AIM OF THE TASK
Output all the material that follows, exactly as given.

DATA FOR THE TASK
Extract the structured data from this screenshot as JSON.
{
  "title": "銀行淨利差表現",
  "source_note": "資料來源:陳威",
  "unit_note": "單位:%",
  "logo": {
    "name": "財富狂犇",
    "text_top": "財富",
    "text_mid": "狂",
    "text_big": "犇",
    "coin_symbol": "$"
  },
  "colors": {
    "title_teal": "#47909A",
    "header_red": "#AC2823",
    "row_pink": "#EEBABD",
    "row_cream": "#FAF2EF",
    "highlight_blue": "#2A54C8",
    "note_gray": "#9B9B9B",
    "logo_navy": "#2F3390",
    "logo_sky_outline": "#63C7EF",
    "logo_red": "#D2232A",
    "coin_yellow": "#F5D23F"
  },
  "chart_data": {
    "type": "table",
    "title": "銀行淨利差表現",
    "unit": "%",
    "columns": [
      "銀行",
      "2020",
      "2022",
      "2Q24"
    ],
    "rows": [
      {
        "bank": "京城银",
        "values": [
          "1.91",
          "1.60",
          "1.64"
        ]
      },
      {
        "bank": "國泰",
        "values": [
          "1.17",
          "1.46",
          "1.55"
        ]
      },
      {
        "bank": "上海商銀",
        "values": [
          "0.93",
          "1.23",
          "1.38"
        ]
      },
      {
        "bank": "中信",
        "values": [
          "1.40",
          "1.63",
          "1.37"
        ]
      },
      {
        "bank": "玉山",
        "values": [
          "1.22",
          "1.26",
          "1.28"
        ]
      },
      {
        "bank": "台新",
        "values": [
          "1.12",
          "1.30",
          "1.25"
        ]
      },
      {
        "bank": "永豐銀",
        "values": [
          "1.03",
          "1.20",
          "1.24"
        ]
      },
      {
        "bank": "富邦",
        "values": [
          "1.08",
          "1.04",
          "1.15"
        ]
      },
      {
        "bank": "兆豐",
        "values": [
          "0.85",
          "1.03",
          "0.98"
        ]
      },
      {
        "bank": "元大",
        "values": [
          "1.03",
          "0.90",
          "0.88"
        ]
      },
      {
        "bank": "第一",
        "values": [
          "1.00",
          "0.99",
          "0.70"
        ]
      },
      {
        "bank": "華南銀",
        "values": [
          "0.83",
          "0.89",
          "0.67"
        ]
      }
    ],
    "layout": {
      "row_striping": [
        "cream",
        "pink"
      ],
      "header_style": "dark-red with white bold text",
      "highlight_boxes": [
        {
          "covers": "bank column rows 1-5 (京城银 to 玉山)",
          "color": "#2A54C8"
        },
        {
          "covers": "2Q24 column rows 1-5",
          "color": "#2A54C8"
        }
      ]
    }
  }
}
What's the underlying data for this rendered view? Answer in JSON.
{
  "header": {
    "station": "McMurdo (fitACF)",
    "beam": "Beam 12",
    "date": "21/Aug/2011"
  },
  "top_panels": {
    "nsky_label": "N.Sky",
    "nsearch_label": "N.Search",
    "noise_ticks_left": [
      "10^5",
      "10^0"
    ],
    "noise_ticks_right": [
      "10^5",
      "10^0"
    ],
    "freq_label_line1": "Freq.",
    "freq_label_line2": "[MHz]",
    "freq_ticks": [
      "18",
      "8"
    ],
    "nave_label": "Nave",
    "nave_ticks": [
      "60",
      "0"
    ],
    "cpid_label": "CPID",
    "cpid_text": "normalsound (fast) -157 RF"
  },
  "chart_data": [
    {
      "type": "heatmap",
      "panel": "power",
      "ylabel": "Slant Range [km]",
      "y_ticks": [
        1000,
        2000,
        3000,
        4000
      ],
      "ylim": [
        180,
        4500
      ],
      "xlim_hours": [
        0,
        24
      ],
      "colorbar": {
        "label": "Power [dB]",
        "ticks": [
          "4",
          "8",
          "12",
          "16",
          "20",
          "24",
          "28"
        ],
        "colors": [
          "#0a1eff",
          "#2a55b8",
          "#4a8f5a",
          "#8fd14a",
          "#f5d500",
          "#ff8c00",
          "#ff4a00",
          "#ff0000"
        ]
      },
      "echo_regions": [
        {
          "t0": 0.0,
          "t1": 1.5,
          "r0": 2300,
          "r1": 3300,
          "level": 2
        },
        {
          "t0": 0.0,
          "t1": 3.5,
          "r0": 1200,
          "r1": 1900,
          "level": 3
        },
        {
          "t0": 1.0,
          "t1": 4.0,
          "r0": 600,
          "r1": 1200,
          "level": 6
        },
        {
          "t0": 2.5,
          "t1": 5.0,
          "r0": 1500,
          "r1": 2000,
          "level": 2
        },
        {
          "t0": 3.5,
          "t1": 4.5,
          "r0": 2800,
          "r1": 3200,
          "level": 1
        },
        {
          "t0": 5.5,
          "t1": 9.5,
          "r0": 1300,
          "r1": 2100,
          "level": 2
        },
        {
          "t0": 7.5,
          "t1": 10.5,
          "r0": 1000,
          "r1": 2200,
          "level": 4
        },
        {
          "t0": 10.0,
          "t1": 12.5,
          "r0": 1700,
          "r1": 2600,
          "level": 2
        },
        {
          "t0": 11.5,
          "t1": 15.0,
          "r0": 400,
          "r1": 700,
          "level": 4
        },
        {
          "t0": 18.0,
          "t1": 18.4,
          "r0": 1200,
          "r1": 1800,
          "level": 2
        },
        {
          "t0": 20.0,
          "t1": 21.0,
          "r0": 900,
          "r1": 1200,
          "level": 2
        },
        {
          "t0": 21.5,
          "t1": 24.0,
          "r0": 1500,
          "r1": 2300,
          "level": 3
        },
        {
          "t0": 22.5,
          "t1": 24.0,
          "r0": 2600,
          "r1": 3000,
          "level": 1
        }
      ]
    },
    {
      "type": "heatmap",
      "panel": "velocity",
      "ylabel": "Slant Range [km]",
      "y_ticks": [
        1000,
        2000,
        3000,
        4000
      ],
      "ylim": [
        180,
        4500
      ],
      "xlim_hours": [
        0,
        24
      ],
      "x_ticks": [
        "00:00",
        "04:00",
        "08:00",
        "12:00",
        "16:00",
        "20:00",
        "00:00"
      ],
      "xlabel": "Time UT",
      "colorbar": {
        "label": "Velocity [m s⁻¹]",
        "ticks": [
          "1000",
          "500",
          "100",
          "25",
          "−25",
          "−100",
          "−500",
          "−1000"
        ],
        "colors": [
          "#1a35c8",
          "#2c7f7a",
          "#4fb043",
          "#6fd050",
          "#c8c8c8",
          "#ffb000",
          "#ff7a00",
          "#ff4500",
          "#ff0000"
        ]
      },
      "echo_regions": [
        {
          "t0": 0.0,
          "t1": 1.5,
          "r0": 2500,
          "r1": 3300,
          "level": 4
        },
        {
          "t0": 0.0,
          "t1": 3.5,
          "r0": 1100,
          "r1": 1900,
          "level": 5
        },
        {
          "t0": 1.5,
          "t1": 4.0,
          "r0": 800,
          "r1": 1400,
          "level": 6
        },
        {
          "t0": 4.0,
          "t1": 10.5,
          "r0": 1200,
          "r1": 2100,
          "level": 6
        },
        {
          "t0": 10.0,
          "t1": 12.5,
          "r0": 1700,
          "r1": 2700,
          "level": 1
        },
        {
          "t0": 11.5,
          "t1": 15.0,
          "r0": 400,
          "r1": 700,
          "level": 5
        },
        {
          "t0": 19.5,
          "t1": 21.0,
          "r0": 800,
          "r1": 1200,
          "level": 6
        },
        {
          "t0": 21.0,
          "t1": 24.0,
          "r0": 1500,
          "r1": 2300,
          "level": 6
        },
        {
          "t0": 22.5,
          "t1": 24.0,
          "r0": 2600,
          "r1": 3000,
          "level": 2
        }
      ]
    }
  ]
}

RESPONSE FOR THIS EXERCISE
Extract the structured data from this screenshot as JSON.
{
  "title": "銀行淨利差表現",
  "source_note": "資料來源:陳威",
  "unit_note": "單位:%",
  "logo": {
    "name": "財富狂犇",
    "text_top": "財富",
    "text_mid": "狂",
    "text_big": "犇",
    "coin_symbol": "$"
  },
  "colors": {
    "title_teal": "#47909A",
    "header_red": "#AC2823",
    "row_pink": "#EEBABD",
    "row_cream": "#FAF2EF",
    "highlight_blue": "#2A54C8",
    "note_gray": "#9B9B9B",
    "logo_navy": "#2F3390",
    "logo_sky_outline": "#63C7EF",
    "logo_red": "#D2232A",
    "coin_yellow": "#F5D23F"
  },
  "chart_data": {
    "type": "table",
    "title": "銀行淨利差表現",
    "unit": "%",
    "columns": [
      "銀行",
      "2020",
      "2022",
      "2Q24"
    ],
    "rows": [
      {
        "bank": "京城银",
        "values": [
          "1.91",
          "1.60",
          "1.64"
        ]
      },
      {
        "bank": "國泰",
        "values": [
          "1.17",
          "1.46",
          "1.55"
        ]
      },
      {
        "bank": "上海商銀",
        "values": [
          "0.93",
          "1.23",
          "1.38"
        ]
      },
      {
        "bank": "中信",
        "values": [
          "1.40",
          "1.63",
          "1.37"
        ]
      },
      {
        "bank": "玉山",
        "values": [
          "1.22",
          "1.26",
          "1.28"
        ]
      },
      {
        "bank": "台新",
        "values": [
          "1.12",
          "1.30",
          "1.25"
        ]
      },
      {
        "bank": "永豐銀",
        "values": [
          "1.03",
          "1.20",
          "1.24"
        ]
      },
      {
        "bank": "富邦",
        "values": [
          "1.08",
          "1.04",
          "1.15"
        ]
      },
      {
        "bank": "兆豐",
        "values": [
          "0.85",
          "1.03",
          "0.98"
        ]
      },
      {
        "bank": "元大",
        "values": [
          "1.03",
          "0.90",
          "0.88"
        ]
      },
      {
        "bank": "第一",
        "values": [
          "1.00",
          "0.99",
          "0.70"
        ]
      },
      {
        "bank": "華南銀",
        "values": [
          "0.83",
          "0.89",
          "0.67"
        ]
      }
    ],
    "layout": {
      "row_striping": [
        "cream",
        "pink"
      ],
      "header_style": "dark-red with white bold text",
      "highlight_boxes": [
        {
          "covers": "bank column rows 1-5 (京城银 to 玉山)",
          "color": "#2A54C8"
        },
        {
          "covers": "2Q24 column rows 1-5",
          "color": "#2A54C8"
        }
      ]
    }
  }
}
What's the underlying data for this rendered view? Answer in JSON.
{
  "header": {
    "station": "McMurdo (fitACF)",
    "beam": "Beam 12",
    "date": "21/Aug/2011"
  },
  "top_panels": {
    "nsky_label": "N.Sky",
    "nsearch_label": "N.Search",
    "noise_ticks_left": [
      "10^5",
      "10^0"
    ],
    "noise_ticks_right": [
      "10^5",
      "10^0"
    ],
    "freq_label_line1": "Freq.",
    "freq_label_line2": "[MHz]",
    "freq_ticks": [
      "18",
      "8"
    ],
    "nave_label": "Nave",
    "nave_ticks": [
      "60",
      "0"
    ],
    "cpid_label": "CPID",
    "cpid_text": "normalsound (fast) -157 RF"
  },
  "chart_data": [
    {
      "type": "heatmap",
      "panel": "power",
      "ylabel": "Slant Range [km]",
      "y_ticks": [
        1000,
        2000,
        3000,
        4000
      ],
      "ylim": [
        180,
        4500
      ],
      "xlim_hours": [
        0,
        24
      ],
      "colorbar": {
        "label": "Power [dB]",
        "ticks": [
          "4",
          "8",
          "12",
          "16",
          "20",
          "24",
          "28"
        ],
        "colors": [
          "#0a1eff",
          "#2a55b8",
          "#4a8f5a",
          "#8fd14a",
          "#f5d500",
          "#ff8c00",
          "#ff4a00",
          "#ff0000"
        ]
      },
      "echo_regions": [
        {
          "t0": 0.0,
          "t1": 1.5,
          "r0": 2300,
          "r1": 3300,
          "level": 2
        },
        {
          "t0": 0.0,
          "t1": 3.5,
          "r0": 1200,
          "r1": 1900,
          "level": 3
        },
        {
          "t0": 1.0,
          "t1": 4.0,
          "r0": 600,
          "r1": 1200,
          "level": 6
        },
        {
          "t0": 2.5,
          "t1": 5.0,
          "r0": 1500,
          "r1": 2000,
          "level": 2
        },
        {
          "t0": 3.5,
          "t1": 4.5,
          "r0": 2800,
          "r1": 3200,
          "level": 1
        },
        {
          "t0": 5.5,
          "t1": 9.5,
          "r0": 1300,
          "r1": 2100,
          "level": 2
        },
        {
          "t0": 7.5,
          "t1": 10.5,
          "r0": 1000,
          "r1": 2200,
          "level": 4
        },
        {
          "t0": 10.0,
          "t1": 12.5,
          "r0": 1700,
          "r1": 2600,
          "level": 2
        },
        {
          "t0": 11.5,
          "t1": 15.0,
          "r0": 400,
          "r1": 700,
          "level": 4
        },
        {
          "t0": 18.0,
          "t1": 18.4,
          "r0": 1200,
          "r1": 1800,
          "level": 2
        },
        {
          "t0": 20.0,
          "t1": 21.0,
          "r0": 900,
          "r1": 1200,
          "level": 2
        },
        {
          "t0": 21.5,
          "t1": 24.0,
          "r0": 1500,
          "r1": 2300,
          "level": 3
        },
        {
          "t0": 22.5,
          "t1": 24.0,
          "r0": 2600,
          "r1": 3000,
          "level": 1
        }
      ]
    },
    {
      "type": "heatmap",
      "panel": "velocity",
      "ylabel": "Slant Range [km]",
      "y_ticks": [
        1000,
        2000,
        3000,
        4000
      ],
      "ylim": [
        180,
        4500
      ],
      "xlim_hours": [
        0,
        24
      ],
      "x_ticks": [
        "00:00",
        "04:00",
        "08:00",
        "12:00",
        "16:00",
        "20:00",
        "00:00"
      ],
      "xlabel": "Time UT",
      "colorbar": {
        "label": "Velocity [m s⁻¹]",
        "ticks": [
          "1000",
          "500",
          "100",
          "25",
          "−25",
          "−100",
          "−500",
          "−1000"
        ],
        "colors": [
          "#1a35c8",
          "#2c7f7a",
          "#4fb043",
          "#6fd050",
          "#c8c8c8",
          "#ffb000",
          "#ff7a00",
          "#ff4500",
          "#ff0000"
        ]
      },
      "echo_regions": [
        {
          "t0": 0.0,
          "t1": 1.5,
          "r0": 2500,
          "r1": 3300,
          "level": 4
        },
        {
          "t0": 0.0,
          "t1": 3.5,
          "r0": 1100,
          "r1": 1900,
          "level": 5
        },
        {
          "t0": 1.5,
          "t1": 4.0,
          "r0": 800,
          "r1": 1400,
          "level": 6
        },
        {
          "t0": 4.0,
          "t1": 10.5,
          "r0": 1200,
          "r1": 2100,
          "level": 6
        },
        {
          "t0": 10.0,
          "t1": 12.5,
          "r0": 1700,
          "r1": 2700,
          "level": 1
        },
        {
          "t0": 11.5,
          "t1": 15.0,
          "r0": 400,
          "r1": 700,
          "level": 5
        },
        {
          "t0": 19.5,
          "t1": 21.0,
          "r0": 800,
          "r1": 1200,
          "level": 6
        },
        {
          "t0": 21.0,
          "t1": 24.0,
          "r0": 1500,
          "r1": 2300,
          "level": 6
        },
        {
          "t0": 22.5,
          "t1": 24.0,
          "r0": 2600,
          "r1": 3000,
          "level": 2
        }
      ]
    }
  ]
}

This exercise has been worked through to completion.